Task description: How many lines in the records below contain the word "ylabel"? Answer with the number alone.

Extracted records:
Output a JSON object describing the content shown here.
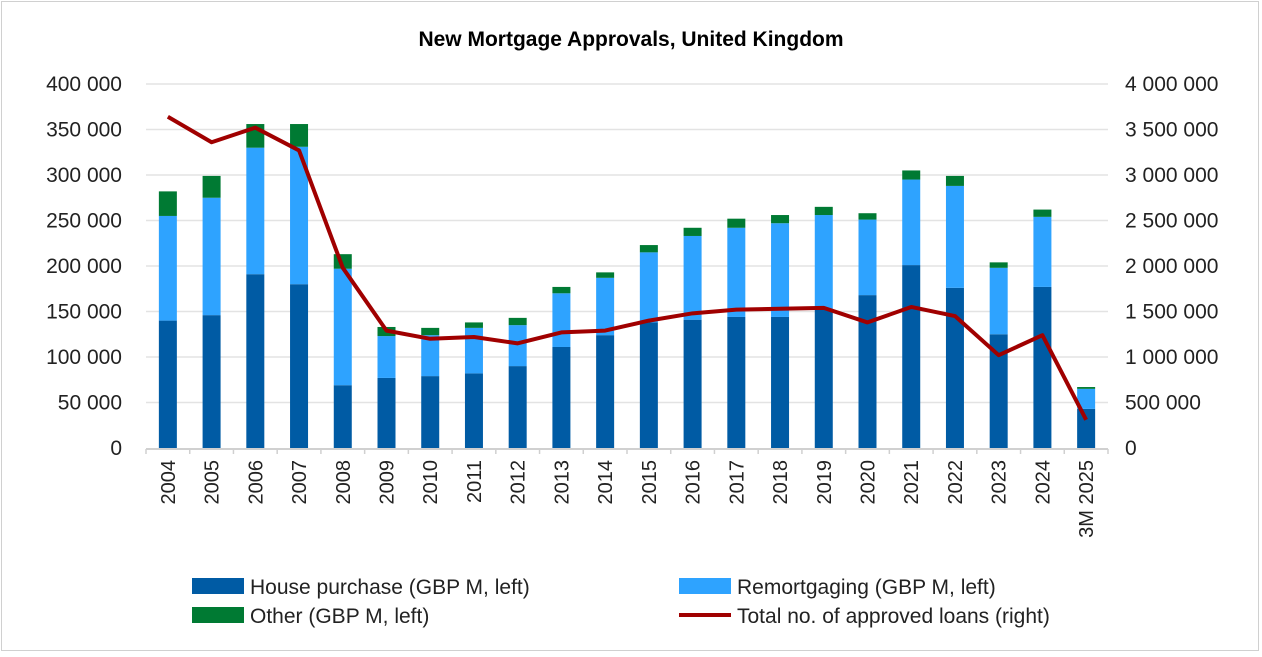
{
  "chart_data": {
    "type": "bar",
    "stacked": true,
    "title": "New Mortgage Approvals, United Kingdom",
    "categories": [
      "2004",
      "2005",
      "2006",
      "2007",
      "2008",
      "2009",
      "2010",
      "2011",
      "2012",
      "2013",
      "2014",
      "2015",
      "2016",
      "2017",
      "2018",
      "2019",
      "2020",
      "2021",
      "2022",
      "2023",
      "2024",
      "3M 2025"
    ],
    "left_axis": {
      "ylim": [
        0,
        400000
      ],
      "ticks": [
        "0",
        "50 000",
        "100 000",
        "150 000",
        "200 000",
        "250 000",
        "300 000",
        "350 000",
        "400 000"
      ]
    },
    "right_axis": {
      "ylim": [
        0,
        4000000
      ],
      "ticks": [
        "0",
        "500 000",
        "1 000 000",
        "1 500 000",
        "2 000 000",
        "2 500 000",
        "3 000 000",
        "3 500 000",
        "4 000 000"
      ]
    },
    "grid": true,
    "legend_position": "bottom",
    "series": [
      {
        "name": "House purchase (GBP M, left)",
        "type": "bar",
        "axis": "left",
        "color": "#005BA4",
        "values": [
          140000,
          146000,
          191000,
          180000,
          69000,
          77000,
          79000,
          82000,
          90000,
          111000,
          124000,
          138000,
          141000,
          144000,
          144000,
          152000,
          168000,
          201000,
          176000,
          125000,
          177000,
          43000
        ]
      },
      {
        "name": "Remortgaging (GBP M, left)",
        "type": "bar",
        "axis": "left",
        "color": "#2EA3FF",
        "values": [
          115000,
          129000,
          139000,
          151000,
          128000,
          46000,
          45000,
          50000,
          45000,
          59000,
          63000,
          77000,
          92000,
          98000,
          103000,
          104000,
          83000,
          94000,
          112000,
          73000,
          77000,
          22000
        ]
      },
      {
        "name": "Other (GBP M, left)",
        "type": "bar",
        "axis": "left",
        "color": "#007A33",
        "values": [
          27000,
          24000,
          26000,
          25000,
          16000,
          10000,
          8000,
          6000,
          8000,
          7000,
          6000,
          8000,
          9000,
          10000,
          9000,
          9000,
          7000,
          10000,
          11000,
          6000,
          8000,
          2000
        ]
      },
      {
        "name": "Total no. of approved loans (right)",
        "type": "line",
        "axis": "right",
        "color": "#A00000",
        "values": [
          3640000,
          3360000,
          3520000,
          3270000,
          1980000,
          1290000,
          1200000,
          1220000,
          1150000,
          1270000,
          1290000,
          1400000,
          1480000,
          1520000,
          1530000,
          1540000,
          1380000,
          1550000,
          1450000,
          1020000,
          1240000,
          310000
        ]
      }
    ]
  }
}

--

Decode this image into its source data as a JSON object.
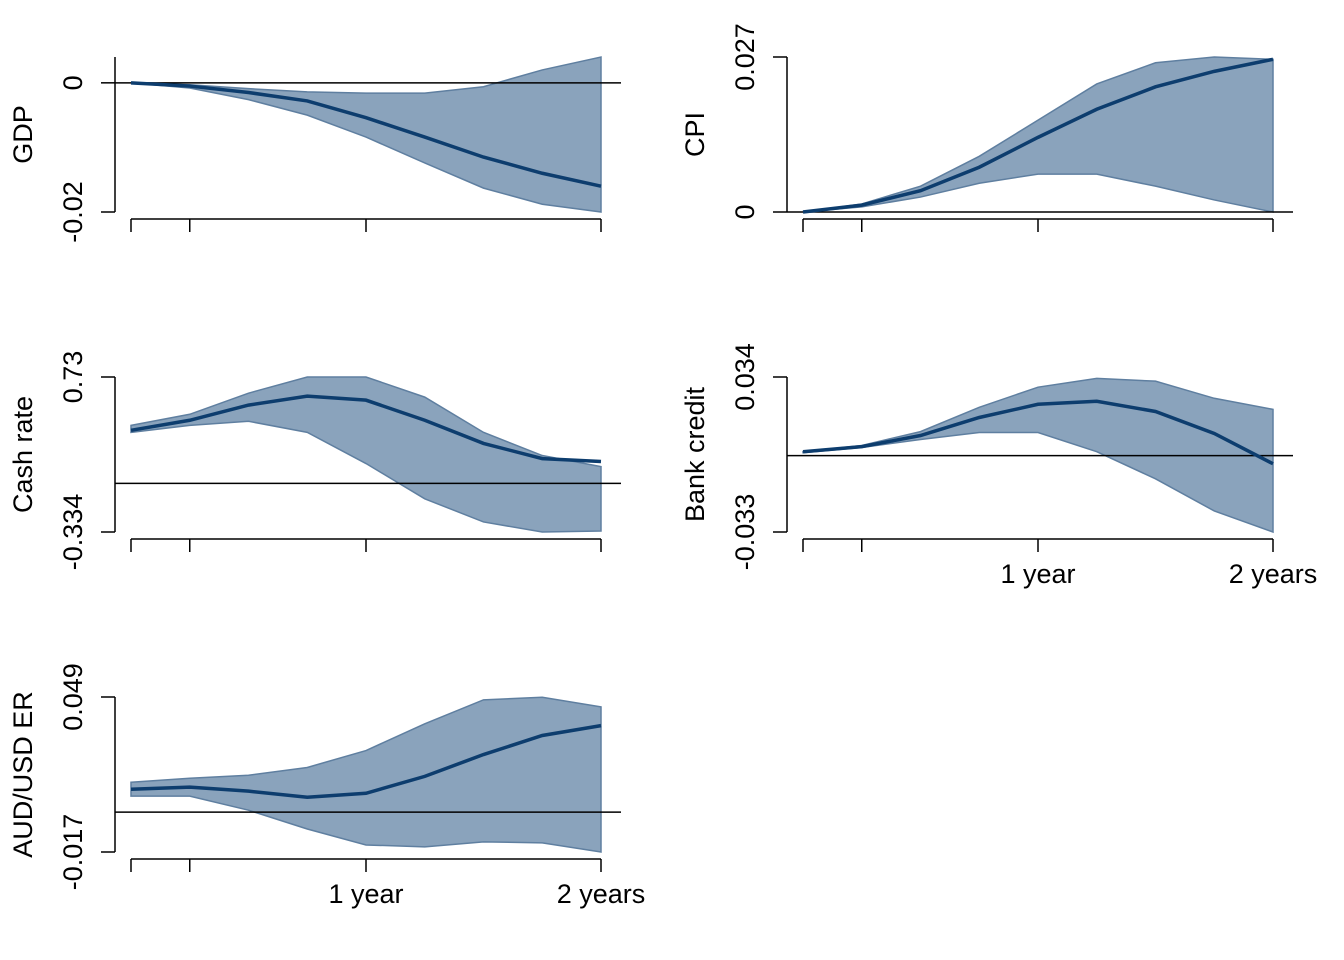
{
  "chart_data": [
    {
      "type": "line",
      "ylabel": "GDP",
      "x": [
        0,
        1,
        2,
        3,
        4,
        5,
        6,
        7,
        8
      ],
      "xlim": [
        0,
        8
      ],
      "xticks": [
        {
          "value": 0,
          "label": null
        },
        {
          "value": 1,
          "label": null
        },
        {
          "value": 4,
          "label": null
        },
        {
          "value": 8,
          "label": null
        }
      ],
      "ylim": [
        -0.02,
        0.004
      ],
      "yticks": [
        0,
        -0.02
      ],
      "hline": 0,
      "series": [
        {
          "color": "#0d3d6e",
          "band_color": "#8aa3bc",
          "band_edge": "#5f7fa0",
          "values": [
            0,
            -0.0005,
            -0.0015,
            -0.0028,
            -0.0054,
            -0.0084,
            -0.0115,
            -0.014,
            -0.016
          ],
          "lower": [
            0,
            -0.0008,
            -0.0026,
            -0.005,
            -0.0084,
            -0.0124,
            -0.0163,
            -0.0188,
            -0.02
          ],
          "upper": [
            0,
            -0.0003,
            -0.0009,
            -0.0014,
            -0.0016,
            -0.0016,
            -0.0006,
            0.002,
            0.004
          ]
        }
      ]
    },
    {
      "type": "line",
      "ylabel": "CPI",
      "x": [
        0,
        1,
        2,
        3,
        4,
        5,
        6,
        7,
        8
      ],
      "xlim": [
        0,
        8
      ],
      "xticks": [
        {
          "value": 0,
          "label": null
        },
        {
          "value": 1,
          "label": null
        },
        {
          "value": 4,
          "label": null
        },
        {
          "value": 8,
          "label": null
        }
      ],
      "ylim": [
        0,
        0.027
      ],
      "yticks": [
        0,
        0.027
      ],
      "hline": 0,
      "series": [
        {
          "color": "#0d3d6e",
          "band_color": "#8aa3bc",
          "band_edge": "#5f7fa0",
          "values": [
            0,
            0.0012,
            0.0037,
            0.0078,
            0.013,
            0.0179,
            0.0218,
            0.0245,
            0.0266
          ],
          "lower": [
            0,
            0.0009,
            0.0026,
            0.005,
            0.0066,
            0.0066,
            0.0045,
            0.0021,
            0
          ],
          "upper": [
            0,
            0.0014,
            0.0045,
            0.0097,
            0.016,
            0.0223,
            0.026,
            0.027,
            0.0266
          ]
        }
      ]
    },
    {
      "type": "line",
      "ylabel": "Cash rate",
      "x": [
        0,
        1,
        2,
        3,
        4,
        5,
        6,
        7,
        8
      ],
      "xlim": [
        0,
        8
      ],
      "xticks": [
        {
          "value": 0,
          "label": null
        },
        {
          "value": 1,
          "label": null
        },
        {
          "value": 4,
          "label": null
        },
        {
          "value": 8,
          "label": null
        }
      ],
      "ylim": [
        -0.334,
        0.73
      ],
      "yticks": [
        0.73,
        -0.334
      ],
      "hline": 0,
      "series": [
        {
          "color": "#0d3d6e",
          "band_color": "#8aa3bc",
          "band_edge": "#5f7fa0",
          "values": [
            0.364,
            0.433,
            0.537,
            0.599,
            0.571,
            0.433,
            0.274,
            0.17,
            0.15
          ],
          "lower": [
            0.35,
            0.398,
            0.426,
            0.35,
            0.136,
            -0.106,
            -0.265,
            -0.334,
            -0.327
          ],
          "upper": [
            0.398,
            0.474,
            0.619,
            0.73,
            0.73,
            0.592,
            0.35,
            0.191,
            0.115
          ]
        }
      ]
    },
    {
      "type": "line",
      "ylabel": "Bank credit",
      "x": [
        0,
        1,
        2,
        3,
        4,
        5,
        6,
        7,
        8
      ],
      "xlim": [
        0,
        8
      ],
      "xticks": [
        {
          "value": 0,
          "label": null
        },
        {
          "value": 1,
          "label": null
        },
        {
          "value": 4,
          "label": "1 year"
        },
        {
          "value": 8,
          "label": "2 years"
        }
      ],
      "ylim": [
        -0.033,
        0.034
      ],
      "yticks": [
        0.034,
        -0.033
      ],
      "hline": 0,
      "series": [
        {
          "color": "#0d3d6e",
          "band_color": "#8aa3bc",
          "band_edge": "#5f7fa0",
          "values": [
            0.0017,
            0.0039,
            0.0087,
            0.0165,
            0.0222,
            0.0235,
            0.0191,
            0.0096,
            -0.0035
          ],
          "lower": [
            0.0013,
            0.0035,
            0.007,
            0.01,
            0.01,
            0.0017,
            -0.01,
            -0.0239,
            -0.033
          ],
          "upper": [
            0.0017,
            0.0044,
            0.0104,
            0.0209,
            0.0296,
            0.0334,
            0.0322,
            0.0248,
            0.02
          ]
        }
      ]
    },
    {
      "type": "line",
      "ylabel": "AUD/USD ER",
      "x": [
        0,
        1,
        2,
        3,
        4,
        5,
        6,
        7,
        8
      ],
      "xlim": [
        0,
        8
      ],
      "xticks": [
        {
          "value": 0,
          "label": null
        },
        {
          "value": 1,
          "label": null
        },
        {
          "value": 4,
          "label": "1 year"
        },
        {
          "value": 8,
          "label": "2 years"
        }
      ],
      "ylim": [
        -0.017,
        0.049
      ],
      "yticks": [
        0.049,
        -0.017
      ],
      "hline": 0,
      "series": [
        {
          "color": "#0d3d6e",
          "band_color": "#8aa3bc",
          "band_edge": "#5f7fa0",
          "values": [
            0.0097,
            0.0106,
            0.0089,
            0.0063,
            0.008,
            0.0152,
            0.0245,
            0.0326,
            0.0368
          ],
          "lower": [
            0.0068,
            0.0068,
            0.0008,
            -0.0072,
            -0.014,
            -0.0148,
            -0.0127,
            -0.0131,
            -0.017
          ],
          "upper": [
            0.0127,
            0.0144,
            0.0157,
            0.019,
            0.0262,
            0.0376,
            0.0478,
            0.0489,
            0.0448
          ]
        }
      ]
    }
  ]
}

Correct response: 5